WORK TO COMPLETE
Only a number is expected: how many lines in the data below contain the word "expertise".

RECORDS SUPPLIED
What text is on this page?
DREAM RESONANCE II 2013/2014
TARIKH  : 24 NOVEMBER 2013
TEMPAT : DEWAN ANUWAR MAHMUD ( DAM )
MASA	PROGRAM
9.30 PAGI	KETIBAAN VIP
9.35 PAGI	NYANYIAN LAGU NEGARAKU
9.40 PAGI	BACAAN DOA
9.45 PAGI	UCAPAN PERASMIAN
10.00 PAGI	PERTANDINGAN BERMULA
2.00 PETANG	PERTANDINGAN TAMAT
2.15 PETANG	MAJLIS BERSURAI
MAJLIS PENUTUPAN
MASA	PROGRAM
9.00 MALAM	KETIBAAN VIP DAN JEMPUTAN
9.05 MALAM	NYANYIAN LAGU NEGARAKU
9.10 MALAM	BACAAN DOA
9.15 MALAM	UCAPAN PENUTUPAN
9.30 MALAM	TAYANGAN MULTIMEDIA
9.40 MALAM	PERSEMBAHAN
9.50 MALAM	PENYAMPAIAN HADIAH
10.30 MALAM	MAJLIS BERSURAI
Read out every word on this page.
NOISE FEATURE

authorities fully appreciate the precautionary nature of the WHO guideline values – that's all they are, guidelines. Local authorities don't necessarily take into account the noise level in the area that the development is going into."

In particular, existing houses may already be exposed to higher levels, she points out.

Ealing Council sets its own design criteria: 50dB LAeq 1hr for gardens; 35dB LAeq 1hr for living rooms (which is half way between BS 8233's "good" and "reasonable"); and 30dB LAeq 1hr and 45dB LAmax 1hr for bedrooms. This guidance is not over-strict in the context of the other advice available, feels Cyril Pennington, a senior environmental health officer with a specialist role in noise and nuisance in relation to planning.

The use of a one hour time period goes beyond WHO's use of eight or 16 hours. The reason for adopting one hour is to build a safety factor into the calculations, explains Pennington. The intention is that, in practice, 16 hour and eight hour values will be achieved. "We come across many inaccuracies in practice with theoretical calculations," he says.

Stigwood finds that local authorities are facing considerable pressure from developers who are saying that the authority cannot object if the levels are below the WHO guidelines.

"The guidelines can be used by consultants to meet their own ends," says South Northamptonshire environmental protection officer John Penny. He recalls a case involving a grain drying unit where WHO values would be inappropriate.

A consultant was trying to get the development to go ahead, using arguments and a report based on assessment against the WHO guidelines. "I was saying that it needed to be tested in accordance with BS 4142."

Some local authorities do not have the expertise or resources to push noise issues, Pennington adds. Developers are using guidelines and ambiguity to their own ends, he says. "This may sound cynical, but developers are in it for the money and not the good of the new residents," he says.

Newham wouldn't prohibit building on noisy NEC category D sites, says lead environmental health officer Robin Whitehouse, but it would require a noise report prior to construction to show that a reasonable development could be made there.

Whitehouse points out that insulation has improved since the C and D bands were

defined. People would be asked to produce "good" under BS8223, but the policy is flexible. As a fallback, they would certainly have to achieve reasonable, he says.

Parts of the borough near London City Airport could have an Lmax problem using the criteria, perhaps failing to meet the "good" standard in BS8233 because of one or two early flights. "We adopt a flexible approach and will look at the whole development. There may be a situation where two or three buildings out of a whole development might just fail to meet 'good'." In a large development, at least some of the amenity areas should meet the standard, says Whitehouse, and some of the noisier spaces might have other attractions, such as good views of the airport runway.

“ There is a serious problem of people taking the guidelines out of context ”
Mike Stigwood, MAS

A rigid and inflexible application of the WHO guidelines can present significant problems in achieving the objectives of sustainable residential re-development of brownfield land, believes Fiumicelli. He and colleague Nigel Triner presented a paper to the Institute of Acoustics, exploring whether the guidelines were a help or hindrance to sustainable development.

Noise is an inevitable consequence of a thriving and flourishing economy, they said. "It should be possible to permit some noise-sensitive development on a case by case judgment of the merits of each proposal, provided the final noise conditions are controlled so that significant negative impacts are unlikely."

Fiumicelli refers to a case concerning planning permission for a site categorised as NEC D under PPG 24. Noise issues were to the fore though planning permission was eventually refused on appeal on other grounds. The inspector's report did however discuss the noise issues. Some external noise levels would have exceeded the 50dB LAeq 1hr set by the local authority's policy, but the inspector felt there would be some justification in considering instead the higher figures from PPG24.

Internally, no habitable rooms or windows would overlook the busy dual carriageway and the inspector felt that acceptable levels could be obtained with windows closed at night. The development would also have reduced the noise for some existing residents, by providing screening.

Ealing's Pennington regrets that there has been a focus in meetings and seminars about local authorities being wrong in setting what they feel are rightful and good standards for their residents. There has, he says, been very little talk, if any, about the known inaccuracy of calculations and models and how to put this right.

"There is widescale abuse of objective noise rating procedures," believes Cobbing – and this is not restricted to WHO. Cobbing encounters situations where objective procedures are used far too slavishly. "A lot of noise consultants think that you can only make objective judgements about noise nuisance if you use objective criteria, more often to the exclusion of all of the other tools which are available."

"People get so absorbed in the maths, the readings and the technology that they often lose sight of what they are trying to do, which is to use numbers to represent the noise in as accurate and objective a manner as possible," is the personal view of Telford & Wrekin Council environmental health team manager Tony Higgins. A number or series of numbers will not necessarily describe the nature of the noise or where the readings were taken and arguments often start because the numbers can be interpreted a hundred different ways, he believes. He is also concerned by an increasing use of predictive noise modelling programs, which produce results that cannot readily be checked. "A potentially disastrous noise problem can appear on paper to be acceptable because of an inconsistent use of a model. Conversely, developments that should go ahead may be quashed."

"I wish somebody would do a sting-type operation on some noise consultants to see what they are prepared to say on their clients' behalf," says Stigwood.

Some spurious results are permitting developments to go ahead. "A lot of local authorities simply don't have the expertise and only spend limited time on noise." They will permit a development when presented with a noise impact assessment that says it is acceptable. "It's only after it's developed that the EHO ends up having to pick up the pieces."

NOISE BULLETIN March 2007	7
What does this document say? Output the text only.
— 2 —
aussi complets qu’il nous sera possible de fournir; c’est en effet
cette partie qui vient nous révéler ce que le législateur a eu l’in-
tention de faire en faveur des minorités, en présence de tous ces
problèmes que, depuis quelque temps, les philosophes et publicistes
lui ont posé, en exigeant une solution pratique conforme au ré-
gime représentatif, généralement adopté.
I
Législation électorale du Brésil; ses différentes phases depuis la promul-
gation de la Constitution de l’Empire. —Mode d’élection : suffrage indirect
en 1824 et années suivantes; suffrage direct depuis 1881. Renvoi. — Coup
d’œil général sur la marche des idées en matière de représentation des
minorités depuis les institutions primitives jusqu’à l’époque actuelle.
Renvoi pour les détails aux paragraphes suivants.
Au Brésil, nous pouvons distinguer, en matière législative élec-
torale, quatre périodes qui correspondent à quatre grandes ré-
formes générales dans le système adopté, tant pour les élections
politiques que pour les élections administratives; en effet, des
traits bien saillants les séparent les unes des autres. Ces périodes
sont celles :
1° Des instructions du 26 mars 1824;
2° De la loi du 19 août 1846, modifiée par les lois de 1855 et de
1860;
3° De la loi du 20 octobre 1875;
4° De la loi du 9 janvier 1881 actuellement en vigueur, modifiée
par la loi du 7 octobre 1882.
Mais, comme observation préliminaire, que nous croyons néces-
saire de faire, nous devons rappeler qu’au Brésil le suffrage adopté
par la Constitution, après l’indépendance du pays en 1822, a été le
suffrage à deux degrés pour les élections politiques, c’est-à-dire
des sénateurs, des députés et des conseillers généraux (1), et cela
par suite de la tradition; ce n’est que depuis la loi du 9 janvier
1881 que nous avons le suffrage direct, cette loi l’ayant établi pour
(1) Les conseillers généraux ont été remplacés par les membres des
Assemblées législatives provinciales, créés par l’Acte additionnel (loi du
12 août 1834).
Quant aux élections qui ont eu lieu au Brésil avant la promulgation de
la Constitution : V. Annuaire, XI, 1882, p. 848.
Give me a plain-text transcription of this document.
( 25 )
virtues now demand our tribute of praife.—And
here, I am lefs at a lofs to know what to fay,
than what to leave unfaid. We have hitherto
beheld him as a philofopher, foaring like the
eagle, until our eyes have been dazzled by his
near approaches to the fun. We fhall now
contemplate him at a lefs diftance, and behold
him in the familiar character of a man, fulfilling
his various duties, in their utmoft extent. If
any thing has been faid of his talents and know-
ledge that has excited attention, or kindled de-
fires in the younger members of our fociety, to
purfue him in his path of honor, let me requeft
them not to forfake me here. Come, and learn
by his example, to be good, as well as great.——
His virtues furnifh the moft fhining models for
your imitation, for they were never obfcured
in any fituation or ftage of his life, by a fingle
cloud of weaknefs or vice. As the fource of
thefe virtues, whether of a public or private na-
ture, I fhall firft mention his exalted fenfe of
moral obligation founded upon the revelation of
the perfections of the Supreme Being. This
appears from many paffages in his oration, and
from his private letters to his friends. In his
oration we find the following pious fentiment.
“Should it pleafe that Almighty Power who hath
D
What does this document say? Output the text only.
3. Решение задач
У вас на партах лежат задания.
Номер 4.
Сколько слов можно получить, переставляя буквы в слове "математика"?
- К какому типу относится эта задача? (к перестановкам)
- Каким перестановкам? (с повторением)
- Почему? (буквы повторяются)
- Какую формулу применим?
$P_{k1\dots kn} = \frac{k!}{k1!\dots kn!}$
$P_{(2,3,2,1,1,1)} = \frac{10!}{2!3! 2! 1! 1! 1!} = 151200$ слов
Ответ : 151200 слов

EXPECTED OUTPUT
2